** Start DATASET EXCERPTS **

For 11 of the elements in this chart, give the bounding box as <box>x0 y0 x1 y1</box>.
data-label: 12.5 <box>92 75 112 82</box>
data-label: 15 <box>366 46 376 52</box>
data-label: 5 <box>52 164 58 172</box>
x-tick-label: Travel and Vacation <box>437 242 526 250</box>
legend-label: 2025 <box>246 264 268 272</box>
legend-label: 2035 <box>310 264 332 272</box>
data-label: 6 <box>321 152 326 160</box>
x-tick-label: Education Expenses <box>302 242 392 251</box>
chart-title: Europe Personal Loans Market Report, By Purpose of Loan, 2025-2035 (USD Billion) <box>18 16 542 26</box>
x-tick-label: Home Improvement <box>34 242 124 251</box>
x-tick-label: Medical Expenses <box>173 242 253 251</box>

** End DATASET EXCERPTS **

- WORK TO BE COMPLETED -
Output everything from the start of the listing down to the line containing "x-tick-label: Home Improvement", both ends included, as a Markdown table with the columns Row and Line. Leave out any blank lines.

- ANSWER BELOW -
| Row | Line |
|---|---|
| 1 | For 11 of the elements in this chart, give the bounding box as <box>x0 y0 x1 y1</box>. |
| 2 | data-label: 12.5 <box>92 75 112 82</box> |
| 3 | data-label: 15 <box>366 46 376 52</box> |
| 4 | data-label: 5 <box>52 164 58 172</box> |
| 5 | x-tick-label: Travel and Vacation <box>437 242 526 250</box> |
| 6 | legend-label: 2025 <box>246 264 268 272</box> |
| 7 | legend-label: 2035 <box>310 264 332 272</box> |
| 8 | data-label: 6 <box>321 152 326 160</box> |
| 9 | x-tick-label: Education Expenses <box>302 242 392 251</box> |
| 10 | chart-title: Europe Personal Loans Market Report, By Purpose of Loan, 2025-2035 (USD Billion) <box>18 16 542 26</box> |
| 11 | x-tick-label: Home Improvement <box>34 242 124 251</box> |